### Request
Reproduce each line exactly, including spacing and punctuation.

### Listed entries
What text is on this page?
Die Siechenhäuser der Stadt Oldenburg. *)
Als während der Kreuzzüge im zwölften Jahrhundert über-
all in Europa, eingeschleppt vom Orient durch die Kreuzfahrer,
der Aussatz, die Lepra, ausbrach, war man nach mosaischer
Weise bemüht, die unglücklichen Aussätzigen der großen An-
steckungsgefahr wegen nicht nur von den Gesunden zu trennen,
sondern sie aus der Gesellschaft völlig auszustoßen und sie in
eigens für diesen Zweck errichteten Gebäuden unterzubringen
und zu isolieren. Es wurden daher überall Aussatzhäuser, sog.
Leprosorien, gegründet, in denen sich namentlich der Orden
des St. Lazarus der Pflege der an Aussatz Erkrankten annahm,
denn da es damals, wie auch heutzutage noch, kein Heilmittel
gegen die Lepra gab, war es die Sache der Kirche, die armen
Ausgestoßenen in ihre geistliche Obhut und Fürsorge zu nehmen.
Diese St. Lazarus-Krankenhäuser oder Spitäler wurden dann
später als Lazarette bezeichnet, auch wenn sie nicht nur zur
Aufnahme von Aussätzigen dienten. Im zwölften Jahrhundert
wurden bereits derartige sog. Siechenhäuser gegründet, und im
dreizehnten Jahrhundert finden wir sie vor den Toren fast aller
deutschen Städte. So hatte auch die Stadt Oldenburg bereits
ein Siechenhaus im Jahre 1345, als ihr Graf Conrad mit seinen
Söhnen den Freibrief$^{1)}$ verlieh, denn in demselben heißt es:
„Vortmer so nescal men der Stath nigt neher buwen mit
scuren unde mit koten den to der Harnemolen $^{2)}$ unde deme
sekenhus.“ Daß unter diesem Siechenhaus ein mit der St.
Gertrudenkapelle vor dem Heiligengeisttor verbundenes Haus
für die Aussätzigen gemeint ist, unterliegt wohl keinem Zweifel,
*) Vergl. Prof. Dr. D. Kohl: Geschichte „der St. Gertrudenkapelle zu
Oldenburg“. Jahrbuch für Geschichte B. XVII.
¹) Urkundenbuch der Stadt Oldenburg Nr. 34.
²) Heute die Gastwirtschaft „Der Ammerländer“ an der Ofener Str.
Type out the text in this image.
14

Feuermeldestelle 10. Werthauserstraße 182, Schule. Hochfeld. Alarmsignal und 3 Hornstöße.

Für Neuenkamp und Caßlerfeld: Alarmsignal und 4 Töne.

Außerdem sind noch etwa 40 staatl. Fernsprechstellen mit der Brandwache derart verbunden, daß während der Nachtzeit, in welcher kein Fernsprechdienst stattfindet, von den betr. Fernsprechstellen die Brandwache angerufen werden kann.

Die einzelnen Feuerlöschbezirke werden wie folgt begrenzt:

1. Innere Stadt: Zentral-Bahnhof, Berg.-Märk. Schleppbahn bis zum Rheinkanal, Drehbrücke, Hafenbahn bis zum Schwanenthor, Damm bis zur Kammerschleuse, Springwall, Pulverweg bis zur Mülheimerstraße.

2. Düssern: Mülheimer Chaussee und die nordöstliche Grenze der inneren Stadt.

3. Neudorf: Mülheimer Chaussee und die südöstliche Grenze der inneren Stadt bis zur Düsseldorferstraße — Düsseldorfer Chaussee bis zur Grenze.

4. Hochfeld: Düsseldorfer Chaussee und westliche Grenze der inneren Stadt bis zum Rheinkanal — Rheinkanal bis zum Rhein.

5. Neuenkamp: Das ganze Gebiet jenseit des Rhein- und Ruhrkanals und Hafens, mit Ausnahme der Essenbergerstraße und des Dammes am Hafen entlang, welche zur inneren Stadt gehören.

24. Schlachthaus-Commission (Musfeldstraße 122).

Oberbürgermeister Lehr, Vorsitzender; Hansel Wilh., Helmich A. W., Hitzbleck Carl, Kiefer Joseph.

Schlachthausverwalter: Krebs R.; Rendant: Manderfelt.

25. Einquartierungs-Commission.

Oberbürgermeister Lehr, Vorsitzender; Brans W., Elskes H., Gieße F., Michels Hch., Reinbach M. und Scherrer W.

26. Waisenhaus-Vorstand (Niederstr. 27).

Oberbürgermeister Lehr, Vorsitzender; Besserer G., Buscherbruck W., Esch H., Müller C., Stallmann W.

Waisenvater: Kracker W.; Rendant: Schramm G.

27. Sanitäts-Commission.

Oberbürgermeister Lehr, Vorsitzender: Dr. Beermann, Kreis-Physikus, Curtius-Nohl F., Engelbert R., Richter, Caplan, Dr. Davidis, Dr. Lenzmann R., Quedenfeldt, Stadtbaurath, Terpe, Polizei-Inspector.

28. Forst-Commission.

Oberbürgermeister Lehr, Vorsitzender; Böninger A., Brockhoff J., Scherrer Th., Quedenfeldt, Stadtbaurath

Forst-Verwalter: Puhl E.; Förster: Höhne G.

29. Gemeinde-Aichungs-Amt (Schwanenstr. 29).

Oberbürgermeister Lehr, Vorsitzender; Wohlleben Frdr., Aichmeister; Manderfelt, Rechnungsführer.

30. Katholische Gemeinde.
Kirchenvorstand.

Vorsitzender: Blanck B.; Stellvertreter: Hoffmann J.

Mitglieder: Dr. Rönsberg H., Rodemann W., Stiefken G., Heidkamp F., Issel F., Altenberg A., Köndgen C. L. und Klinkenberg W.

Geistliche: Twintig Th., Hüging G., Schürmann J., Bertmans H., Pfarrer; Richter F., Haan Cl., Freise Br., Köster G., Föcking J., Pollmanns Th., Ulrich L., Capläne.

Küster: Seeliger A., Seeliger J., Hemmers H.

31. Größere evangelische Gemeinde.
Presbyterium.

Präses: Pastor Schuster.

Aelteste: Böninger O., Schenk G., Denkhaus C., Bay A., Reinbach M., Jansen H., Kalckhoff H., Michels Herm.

### Answer in full
What text is on this page?
Die Siechenhäuser der Stadt Oldenburg. *)
Als während der Kreuzzüge im zwölften Jahrhundert über-
all in Europa, eingeschleppt vom Orient durch die Kreuzfahrer,
der Aussatz, die Lepra, ausbrach, war man nach mosaischer
Weise bemüht, die unglücklichen Aussätzigen der großen An-
steckungsgefahr wegen nicht nur von den Gesunden zu trennen,
sondern sie aus der Gesellschaft völlig auszustoßen und sie in
eigens für diesen Zweck errichteten Gebäuden unterzubringen
und zu isolieren. Es wurden daher überall Aussatzhäuser, sog.
Leprosorien, gegründet, in denen sich namentlich der Orden
des St. Lazarus der Pflege der an Aussatz Erkrankten annahm,
denn da es damals, wie auch heutzutage noch, kein Heilmittel
gegen die Lepra gab, war es die Sache der Kirche, die armen
Ausgestoßenen in ihre geistliche Obhut und Fürsorge zu nehmen.
Diese St. Lazarus-Krankenhäuser oder Spitäler wurden dann
später als Lazarette bezeichnet, auch wenn sie nicht nur zur
Aufnahme von Aussätzigen dienten. Im zwölften Jahrhundert
wurden bereits derartige sog. Siechenhäuser gegründet, und im
dreizehnten Jahrhundert finden wir sie vor den Toren fast aller
deutschen Städte. So hatte auch die Stadt Oldenburg bereits
ein Siechenhaus im Jahre 1345, als ihr Graf Conrad mit seinen
Söhnen den Freibrief$^{1)}$ verlieh, denn in demselben heißt es:
„Vortmer so nescal men der Stath nigt neher buwen mit
scuren unde mit koten den to der Harnemolen $^{2)}$ unde deme
sekenhus.“ Daß unter diesem Siechenhaus ein mit der St.
Gertrudenkapelle vor dem Heiligengeisttor verbundenes Haus
für die Aussätzigen gemeint ist, unterliegt wohl keinem Zweifel,
*) Vergl. Prof. Dr. D. Kohl: Geschichte „der St. Gertrudenkapelle zu
Oldenburg“. Jahrbuch für Geschichte B. XVII.
¹) Urkundenbuch der Stadt Oldenburg Nr. 34.
²) Heute die Gastwirtschaft „Der Ammerländer“ an der Ofener Str.
Type out the text in this image.
14

Feuermeldestelle 10. Werthauserstraße 182, Schule. Hochfeld. Alarmsignal und 3 Hornstöße.

Für Neuenkamp und Caßlerfeld: Alarmsignal und 4 Töne.

Außerdem sind noch etwa 40 staatl. Fernsprechstellen mit der Brandwache derart verbunden, daß während der Nachtzeit, in welcher kein Fernsprechdienst stattfindet, von den betr. Fernsprechstellen die Brandwache angerufen werden kann.

Die einzelnen Feuerlöschbezirke werden wie folgt begrenzt:

1. Innere Stadt: Zentral-Bahnhof, Berg.-Märk. Schleppbahn bis zum Rheinkanal, Drehbrücke, Hafenbahn bis zum Schwanenthor, Damm bis zur Kammerschleuse, Springwall, Pulverweg bis zur Mülheimerstraße.

2. Düssern: Mülheimer Chaussee und die nordöstliche Grenze der inneren Stadt.

3. Neudorf: Mülheimer Chaussee und die südöstliche Grenze der inneren Stadt bis zur Düsseldorferstraße — Düsseldorfer Chaussee bis zur Grenze.

4. Hochfeld: Düsseldorfer Chaussee und westliche Grenze der inneren Stadt bis zum Rheinkanal — Rheinkanal bis zum Rhein.

5. Neuenkamp: Das ganze Gebiet jenseit des Rhein- und Ruhrkanals und Hafens, mit Ausnahme der Essenbergerstraße und des Dammes am Hafen entlang, welche zur inneren Stadt gehören.

24. Schlachthaus-Commission (Musfeldstraße 122).

Oberbürgermeister Lehr, Vorsitzender; Hansel Wilh., Helmich A. W., Hitzbleck Carl, Kiefer Joseph.

Schlachthausverwalter: Krebs R.; Rendant: Manderfelt.

25. Einquartierungs-Commission.

Oberbürgermeister Lehr, Vorsitzender; Brans W., Elskes H., Gieße F., Michels Hch., Reinbach M. und Scherrer W.

26. Waisenhaus-Vorstand (Niederstr. 27).

Oberbürgermeister Lehr, Vorsitzender; Besserer G., Buscherbruck W., Esch H., Müller C., Stallmann W.

Waisenvater: Kracker W.; Rendant: Schramm G.

27. Sanitäts-Commission.

Oberbürgermeister Lehr, Vorsitzender: Dr. Beermann, Kreis-Physikus, Curtius-Nohl F., Engelbert R., Richter, Caplan, Dr. Davidis, Dr. Lenzmann R., Quedenfeldt, Stadtbaurath, Terpe, Polizei-Inspector.

28. Forst-Commission.

Oberbürgermeister Lehr, Vorsitzender; Böninger A., Brockhoff J., Scherrer Th., Quedenfeldt, Stadtbaurath

Forst-Verwalter: Puhl E.; Förster: Höhne G.

29. Gemeinde-Aichungs-Amt (Schwanenstr. 29).

Oberbürgermeister Lehr, Vorsitzender; Wohlleben Frdr., Aichmeister; Manderfelt, Rechnungsführer.

30. Katholische Gemeinde.
Kirchenvorstand.

Vorsitzender: Blanck B.; Stellvertreter: Hoffmann J.

Mitglieder: Dr. Rönsberg H., Rodemann W., Stiefken G., Heidkamp F., Issel F., Altenberg A., Köndgen C. L. und Klinkenberg W.

Geistliche: Twintig Th., Hüging G., Schürmann J., Bertmans H., Pfarrer; Richter F., Haan Cl., Freise Br., Köster G., Föcking J., Pollmanns Th., Ulrich L., Capläne.

Küster: Seeliger A., Seeliger J., Hemmers H.

31. Größere evangelische Gemeinde.
Presbyterium.

Präses: Pastor Schuster.

Aelteste: Böninger O., Schenk G., Denkhaus C., Bay A., Reinbach M., Jansen H., Kalckhoff H., Michels Herm.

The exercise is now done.